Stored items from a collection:
____________

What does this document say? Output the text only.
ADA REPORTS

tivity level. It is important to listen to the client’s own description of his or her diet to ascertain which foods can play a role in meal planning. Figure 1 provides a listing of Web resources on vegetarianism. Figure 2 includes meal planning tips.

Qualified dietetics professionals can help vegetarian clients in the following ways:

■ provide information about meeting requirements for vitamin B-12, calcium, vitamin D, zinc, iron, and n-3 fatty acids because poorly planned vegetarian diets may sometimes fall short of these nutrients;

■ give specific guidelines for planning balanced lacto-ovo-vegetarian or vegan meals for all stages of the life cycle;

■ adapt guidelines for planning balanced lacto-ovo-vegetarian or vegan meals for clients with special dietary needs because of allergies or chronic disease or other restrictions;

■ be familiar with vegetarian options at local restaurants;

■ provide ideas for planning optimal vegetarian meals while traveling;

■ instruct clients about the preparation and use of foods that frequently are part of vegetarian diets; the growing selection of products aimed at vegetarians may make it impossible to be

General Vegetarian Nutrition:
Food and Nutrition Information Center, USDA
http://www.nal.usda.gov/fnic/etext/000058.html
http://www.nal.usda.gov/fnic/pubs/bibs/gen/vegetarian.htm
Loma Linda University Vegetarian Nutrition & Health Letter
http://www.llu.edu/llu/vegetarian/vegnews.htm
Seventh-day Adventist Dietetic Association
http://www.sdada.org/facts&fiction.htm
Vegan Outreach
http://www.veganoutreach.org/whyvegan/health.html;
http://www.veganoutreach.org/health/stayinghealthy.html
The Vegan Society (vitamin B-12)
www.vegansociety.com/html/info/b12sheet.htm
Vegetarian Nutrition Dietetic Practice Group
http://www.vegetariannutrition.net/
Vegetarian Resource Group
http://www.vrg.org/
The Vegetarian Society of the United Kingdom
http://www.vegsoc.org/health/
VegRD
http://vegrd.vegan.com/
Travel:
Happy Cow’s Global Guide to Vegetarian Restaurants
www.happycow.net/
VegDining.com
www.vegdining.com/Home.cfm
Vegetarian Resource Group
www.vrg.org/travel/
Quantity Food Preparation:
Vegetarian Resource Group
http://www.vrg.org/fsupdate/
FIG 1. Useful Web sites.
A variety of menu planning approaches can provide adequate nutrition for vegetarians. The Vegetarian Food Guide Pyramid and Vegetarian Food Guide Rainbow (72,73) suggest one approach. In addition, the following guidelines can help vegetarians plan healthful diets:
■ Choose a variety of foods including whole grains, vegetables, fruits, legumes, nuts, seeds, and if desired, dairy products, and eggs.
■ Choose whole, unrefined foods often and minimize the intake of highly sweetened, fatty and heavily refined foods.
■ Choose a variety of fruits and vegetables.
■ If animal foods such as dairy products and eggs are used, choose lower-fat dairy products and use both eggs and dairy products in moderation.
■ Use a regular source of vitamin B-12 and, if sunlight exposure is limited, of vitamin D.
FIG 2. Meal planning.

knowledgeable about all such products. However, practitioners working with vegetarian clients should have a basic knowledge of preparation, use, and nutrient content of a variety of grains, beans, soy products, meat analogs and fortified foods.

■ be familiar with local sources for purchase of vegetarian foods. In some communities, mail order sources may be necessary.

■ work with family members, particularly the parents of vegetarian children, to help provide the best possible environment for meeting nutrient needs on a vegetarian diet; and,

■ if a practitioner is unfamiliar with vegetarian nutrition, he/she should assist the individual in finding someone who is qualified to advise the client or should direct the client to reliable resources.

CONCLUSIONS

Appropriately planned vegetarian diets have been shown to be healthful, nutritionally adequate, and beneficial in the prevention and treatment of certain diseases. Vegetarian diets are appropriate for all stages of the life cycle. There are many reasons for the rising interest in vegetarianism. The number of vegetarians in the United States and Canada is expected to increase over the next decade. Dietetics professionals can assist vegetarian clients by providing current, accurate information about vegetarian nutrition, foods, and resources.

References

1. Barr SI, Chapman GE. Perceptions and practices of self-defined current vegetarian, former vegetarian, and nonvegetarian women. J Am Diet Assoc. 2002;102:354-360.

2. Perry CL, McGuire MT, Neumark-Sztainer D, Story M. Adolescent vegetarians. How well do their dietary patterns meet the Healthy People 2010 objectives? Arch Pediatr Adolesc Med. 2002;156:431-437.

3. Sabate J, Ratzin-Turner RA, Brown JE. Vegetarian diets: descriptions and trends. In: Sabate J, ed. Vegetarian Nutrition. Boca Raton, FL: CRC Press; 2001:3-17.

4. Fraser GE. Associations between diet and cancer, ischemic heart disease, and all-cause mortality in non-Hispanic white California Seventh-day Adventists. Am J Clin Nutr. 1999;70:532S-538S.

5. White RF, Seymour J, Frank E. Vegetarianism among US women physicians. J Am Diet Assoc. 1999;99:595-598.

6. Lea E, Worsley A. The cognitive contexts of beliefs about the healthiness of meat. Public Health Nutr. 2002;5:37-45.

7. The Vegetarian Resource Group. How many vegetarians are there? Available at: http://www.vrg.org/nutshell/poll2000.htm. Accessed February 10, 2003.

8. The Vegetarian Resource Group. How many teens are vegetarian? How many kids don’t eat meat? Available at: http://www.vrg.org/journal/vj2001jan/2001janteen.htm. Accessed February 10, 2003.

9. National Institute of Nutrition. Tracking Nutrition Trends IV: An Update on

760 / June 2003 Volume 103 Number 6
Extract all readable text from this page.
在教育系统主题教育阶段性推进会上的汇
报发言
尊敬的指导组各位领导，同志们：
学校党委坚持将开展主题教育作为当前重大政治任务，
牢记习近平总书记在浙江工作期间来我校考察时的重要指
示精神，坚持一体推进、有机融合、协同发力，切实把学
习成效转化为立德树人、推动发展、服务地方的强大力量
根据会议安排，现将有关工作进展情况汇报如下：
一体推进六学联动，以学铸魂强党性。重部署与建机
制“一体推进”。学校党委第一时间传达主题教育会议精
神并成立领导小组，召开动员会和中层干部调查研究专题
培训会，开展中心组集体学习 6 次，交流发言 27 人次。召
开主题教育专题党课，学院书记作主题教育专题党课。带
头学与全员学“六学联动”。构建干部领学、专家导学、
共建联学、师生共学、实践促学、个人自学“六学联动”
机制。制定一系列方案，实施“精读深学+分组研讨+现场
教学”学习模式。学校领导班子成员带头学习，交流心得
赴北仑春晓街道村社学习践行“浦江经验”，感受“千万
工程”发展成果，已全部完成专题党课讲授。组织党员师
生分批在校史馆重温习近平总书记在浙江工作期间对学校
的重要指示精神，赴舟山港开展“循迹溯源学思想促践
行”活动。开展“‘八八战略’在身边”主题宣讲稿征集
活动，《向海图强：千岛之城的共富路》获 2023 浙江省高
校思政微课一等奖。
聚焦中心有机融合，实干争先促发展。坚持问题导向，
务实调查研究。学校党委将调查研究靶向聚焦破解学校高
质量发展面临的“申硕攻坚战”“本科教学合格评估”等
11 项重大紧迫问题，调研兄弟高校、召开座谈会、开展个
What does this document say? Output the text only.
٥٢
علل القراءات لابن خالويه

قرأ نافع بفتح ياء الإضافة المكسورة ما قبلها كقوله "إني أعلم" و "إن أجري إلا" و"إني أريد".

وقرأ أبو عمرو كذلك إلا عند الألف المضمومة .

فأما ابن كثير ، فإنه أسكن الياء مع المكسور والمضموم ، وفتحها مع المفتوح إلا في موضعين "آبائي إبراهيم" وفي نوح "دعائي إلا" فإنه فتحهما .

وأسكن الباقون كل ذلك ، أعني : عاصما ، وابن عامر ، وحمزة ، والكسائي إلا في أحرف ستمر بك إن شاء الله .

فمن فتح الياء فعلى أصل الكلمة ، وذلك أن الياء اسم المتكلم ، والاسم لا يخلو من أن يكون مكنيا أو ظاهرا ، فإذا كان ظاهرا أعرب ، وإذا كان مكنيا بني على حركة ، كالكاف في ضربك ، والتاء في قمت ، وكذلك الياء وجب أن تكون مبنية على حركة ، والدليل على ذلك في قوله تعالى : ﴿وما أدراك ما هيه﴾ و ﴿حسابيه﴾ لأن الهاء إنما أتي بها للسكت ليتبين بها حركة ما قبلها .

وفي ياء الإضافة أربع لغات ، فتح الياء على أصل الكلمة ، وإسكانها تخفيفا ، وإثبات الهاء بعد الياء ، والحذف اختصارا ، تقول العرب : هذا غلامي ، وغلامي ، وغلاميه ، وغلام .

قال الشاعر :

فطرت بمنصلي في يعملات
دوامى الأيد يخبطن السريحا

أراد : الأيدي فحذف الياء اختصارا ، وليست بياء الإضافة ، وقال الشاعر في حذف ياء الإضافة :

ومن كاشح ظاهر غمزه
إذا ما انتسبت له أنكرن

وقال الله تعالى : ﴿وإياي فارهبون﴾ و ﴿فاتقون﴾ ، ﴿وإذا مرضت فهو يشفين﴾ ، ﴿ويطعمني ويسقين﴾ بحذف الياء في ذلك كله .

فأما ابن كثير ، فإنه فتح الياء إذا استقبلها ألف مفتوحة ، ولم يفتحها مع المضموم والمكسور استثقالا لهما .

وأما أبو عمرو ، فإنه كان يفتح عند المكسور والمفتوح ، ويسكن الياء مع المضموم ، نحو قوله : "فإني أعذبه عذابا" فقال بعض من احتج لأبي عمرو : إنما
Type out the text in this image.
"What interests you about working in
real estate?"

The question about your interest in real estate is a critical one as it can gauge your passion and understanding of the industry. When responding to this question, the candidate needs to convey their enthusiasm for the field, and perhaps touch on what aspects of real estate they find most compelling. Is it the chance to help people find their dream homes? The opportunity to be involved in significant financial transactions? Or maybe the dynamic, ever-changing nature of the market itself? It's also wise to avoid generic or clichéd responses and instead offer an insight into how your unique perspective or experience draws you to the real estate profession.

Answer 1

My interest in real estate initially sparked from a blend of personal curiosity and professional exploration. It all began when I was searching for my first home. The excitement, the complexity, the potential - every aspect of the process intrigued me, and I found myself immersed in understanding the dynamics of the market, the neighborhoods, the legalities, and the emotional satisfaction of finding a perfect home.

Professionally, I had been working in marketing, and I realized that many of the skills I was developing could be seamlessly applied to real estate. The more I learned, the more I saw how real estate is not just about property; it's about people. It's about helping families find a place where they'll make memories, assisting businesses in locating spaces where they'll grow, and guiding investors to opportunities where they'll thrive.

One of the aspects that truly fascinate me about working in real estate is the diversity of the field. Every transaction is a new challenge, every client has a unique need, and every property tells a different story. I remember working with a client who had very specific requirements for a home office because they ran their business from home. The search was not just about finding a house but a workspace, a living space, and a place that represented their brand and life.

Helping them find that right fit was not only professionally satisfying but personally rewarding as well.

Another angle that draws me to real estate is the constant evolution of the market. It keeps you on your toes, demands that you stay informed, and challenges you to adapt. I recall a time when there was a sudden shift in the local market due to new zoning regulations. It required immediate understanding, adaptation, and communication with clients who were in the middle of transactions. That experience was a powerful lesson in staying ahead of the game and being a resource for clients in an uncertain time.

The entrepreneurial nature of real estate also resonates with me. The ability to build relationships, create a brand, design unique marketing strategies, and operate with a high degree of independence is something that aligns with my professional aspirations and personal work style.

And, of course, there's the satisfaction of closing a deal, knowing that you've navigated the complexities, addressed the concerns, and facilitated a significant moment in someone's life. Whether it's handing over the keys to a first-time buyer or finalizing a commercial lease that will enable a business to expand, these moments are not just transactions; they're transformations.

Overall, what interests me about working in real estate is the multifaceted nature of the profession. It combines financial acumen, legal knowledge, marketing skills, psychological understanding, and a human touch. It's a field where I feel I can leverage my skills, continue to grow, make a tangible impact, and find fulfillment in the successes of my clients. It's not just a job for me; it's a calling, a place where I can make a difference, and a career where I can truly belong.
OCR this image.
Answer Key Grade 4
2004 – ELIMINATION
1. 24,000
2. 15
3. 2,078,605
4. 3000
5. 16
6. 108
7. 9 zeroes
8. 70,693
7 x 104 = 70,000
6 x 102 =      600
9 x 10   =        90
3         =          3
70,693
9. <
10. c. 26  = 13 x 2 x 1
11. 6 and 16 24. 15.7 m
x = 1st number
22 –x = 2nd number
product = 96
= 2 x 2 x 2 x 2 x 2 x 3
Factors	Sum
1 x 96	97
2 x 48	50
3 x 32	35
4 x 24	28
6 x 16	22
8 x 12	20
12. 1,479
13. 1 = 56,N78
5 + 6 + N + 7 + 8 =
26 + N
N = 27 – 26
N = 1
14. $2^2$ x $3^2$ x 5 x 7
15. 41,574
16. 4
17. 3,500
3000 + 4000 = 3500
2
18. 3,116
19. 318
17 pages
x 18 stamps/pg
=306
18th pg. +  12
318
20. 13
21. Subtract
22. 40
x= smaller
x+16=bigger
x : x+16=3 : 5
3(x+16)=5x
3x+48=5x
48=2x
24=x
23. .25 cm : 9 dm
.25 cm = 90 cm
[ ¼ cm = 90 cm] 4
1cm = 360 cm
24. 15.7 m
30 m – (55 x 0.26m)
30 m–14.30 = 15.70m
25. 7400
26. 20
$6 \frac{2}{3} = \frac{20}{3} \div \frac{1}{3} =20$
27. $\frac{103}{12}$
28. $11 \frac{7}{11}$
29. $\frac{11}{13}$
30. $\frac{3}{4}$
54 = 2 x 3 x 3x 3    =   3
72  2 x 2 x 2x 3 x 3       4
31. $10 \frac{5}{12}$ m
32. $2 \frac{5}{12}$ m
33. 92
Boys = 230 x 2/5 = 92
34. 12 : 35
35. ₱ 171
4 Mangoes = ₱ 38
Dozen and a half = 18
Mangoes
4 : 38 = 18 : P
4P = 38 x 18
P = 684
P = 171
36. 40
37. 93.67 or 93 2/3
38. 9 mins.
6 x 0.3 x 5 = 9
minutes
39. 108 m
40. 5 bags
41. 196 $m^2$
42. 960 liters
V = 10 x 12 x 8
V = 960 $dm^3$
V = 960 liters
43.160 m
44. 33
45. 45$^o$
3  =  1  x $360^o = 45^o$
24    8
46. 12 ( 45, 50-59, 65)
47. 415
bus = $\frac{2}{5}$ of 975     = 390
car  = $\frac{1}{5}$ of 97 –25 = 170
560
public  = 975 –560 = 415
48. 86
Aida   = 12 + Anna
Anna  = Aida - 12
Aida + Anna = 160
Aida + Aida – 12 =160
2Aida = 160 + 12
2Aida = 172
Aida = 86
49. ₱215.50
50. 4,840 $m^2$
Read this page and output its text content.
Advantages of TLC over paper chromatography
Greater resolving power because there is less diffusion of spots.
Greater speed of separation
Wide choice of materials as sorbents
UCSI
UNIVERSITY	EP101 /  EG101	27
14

____________

What is asked: From the records above, pull out every line containing the word "Available".

Correct answer:
7. The Vegetarian Resource Group. How many vegetarians are there? Available at: http://www.vrg.org/nutshell/poll2000.htm. Accessed February 10, 2003.
8. The Vegetarian Resource Group. How many teens are vegetarian? How many kids don’t eat meat? Available at: http://www.vrg.org/journal/vj2001jan/2001janteen.htm. Accessed February 10, 2003.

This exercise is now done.